Brief:
From the listing below, pull out the lines that hold "обязанностей".

--- Begin ---

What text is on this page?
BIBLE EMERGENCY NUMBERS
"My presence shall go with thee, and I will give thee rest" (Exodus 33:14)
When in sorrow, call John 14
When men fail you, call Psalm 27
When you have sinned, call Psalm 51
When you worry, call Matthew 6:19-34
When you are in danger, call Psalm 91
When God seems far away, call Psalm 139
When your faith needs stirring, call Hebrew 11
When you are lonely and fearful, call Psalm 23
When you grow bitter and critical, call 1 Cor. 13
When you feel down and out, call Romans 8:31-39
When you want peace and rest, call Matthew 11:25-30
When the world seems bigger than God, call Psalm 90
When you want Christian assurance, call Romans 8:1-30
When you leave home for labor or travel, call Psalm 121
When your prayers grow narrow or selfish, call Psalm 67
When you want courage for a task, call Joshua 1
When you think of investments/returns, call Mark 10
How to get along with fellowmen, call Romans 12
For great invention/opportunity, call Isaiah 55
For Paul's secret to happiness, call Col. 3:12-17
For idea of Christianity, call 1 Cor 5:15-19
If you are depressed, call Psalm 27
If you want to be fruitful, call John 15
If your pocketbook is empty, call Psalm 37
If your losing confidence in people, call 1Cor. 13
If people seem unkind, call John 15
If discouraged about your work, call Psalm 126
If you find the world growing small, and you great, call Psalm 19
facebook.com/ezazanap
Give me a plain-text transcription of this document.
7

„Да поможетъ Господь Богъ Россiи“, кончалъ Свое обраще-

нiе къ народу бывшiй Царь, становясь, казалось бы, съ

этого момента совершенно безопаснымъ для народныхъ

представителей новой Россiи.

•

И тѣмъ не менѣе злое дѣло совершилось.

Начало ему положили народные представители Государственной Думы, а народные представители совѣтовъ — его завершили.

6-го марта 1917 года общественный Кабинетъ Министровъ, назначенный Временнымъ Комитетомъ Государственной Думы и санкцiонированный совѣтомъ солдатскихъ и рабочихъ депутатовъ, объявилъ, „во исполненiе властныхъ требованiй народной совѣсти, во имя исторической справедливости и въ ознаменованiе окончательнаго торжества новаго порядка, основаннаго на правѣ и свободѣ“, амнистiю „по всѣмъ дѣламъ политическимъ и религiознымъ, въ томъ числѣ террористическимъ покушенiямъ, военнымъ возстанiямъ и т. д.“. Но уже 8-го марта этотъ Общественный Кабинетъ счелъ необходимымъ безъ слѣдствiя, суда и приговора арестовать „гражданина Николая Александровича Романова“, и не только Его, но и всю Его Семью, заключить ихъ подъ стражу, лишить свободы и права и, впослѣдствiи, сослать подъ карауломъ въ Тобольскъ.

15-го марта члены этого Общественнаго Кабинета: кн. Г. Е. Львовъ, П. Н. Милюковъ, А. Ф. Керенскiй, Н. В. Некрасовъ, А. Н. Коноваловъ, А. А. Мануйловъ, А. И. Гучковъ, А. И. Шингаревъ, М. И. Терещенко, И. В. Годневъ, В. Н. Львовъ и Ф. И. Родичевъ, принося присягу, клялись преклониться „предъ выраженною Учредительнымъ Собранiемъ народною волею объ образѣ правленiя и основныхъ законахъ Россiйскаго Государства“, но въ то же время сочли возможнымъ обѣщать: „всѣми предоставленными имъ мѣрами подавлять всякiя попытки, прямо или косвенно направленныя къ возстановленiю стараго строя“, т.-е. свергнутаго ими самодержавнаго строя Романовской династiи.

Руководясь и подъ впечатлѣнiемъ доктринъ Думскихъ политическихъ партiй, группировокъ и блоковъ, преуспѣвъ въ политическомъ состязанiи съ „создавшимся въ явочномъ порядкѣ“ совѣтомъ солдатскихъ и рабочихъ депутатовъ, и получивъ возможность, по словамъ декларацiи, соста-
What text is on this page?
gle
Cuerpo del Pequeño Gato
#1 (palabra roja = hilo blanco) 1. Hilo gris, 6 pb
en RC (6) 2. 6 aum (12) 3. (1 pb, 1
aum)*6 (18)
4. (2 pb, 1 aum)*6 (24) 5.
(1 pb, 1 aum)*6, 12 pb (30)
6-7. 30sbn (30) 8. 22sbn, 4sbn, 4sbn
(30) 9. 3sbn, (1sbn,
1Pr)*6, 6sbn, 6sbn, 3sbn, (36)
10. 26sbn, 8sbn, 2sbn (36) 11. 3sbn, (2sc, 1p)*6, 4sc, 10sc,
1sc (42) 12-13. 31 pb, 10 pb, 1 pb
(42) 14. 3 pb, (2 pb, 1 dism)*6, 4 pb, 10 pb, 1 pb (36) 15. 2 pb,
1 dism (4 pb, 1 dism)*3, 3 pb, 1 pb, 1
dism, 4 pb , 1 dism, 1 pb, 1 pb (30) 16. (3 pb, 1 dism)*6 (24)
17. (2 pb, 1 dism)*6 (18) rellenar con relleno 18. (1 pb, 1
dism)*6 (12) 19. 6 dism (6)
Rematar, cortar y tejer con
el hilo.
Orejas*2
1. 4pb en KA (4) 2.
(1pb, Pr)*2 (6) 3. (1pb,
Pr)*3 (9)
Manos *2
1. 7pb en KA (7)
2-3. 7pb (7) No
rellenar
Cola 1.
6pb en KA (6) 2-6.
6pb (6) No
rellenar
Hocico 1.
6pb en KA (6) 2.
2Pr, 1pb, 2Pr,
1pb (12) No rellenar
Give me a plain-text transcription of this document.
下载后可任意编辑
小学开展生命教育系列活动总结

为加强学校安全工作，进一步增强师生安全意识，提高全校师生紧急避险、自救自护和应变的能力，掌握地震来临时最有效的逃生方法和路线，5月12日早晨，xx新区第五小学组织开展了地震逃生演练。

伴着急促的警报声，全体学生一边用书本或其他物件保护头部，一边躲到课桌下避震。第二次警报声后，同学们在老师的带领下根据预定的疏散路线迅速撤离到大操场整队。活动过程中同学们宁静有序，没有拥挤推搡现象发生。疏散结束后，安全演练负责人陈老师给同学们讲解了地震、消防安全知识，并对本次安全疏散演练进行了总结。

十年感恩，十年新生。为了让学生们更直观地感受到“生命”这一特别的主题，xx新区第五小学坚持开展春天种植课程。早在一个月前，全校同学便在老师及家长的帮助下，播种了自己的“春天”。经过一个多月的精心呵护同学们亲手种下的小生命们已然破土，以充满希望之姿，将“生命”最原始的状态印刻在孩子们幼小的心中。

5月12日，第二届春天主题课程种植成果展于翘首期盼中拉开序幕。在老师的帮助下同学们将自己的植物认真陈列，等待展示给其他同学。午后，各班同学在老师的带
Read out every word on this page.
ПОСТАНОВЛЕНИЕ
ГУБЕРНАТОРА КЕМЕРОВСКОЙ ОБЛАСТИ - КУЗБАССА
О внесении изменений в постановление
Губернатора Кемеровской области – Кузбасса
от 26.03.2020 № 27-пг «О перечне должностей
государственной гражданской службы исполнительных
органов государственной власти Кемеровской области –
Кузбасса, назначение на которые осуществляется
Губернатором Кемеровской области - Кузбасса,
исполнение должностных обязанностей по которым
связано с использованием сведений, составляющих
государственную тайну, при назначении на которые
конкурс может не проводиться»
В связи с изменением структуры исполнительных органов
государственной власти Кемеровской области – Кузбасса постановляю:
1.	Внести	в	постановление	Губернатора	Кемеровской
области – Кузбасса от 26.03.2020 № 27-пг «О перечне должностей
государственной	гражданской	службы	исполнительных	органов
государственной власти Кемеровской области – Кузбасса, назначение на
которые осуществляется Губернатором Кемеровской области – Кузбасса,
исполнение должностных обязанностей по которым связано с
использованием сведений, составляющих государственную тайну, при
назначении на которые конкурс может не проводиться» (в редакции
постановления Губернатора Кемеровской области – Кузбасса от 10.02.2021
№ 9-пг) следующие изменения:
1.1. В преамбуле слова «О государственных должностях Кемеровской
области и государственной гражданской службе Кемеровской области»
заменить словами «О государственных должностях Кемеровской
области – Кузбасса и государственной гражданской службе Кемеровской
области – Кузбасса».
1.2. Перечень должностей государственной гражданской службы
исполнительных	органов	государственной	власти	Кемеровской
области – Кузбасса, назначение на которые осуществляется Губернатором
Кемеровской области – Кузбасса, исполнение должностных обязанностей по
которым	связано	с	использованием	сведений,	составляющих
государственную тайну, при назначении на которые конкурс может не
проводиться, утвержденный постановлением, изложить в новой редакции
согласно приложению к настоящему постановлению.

--- End ---

Exercise answer:
исполнение должностных обязанностей по которым
исполнение должностных обязанностей по которым связано с
Кемеровской области – Кузбасса, исполнение должностных обязанностей по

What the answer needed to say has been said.